■ Aim
Return each line of the data below exactly, omitting any pictures.

■ Given records
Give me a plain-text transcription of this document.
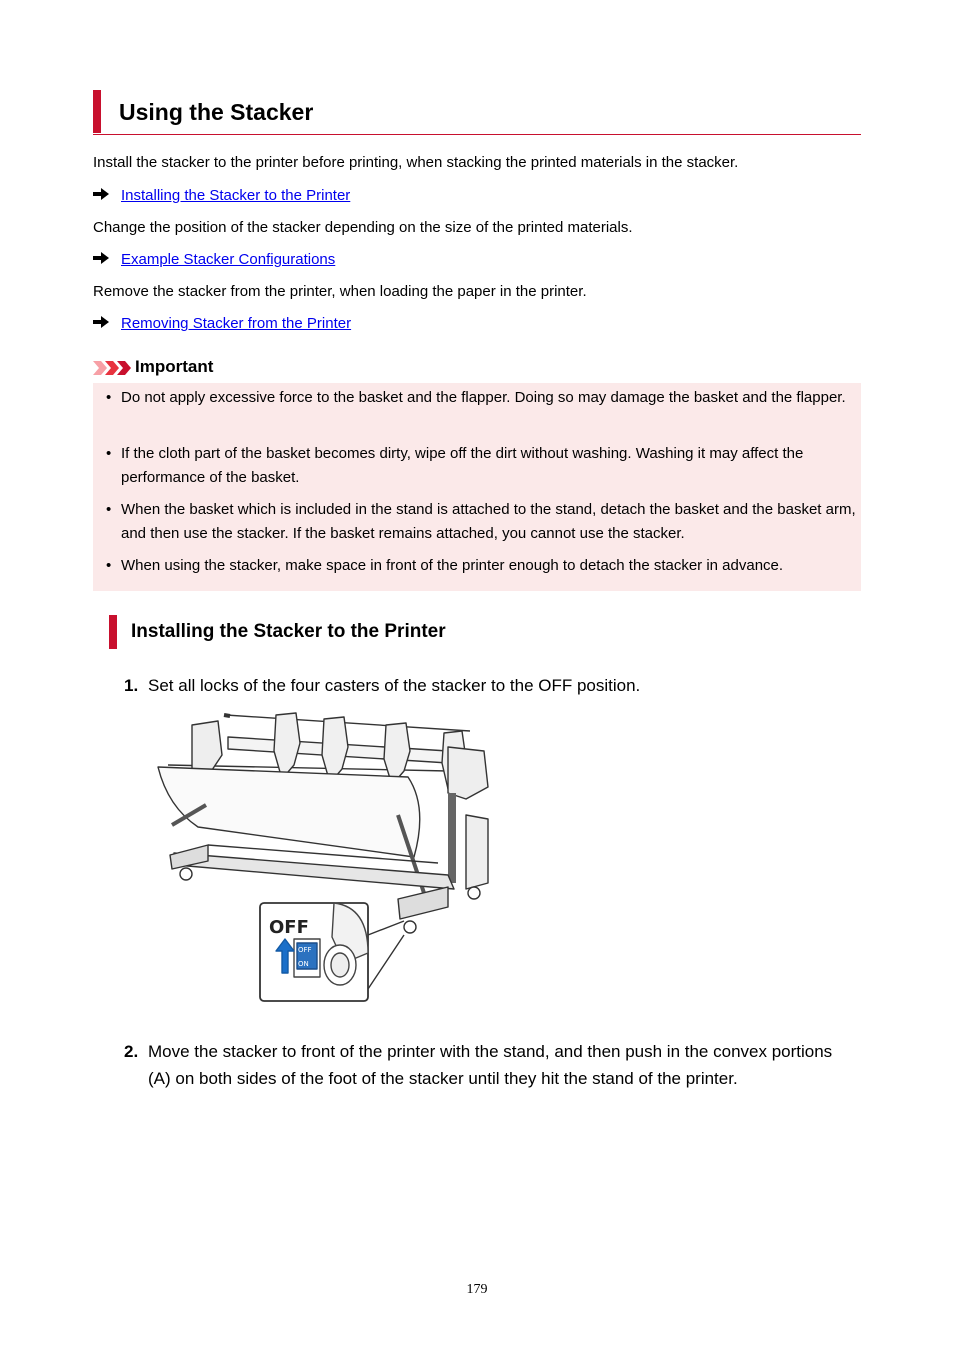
Using the Stacker
Install the stacker to the printer before printing, when stacking the printed materials in the stacker.
Installing the Stacker to the Printer
Change the position of the stacker depending on the size of the printed materials.
Example Stacker Configurations
Remove the stacker from the printer, when loading the paper in the printer.
Removing Stacker from the Printer
Important
• Do not apply excessive force to the basket and the flapper. Doing so may damage the basket and the flapper.
• If the cloth part of the basket becomes dirty, wipe off the dirt without washing. Washing it may affect the performance of the basket.
• When the basket which is included in the stand is attached to the stand, detach the basket and the basket arm, and then use the stacker. If the basket remains attached, you cannot use the stacker.
• When using the stacker, make space in front of the printer enough to detach the stacker in advance.
Installing the Stacker to the Printer
1. Set all locks of the four casters of the stacker to the OFF position.
OFF
ON
OFF
2. Move the stacker to front of the printer with the stand, and then push in the convex portions (A) on both sides of the foot of the stacker until they hit the stand of the printer.
179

■ Full response
Give me a plain-text transcription of this document.
Using the Stacker
Install the stacker to the printer before printing, when stacking the printed materials in the stacker.
Installing the Stacker to the Printer
Change the position of the stacker depending on the size of the printed materials.
Example Stacker Configurations
Remove the stacker from the printer, when loading the paper in the printer.
Removing Stacker from the Printer
Important
• Do not apply excessive force to the basket and the flapper. Doing so may damage the basket and the flapper.
• If the cloth part of the basket becomes dirty, wipe off the dirt without washing. Washing it may affect the performance of the basket.
• When the basket which is included in the stand is attached to the stand, detach the basket and the basket arm, and then use the stacker. If the basket remains attached, you cannot use the stacker.
• When using the stacker, make space in front of the printer enough to detach the stacker in advance.
Installing the Stacker to the Printer
1. Set all locks of the four casters of the stacker to the OFF position.
OFF
ON
OFF
2. Move the stacker to front of the printer with the stand, and then push in the convex portions (A) on both sides of the foot of the stacker until they hit the stand of the printer.
179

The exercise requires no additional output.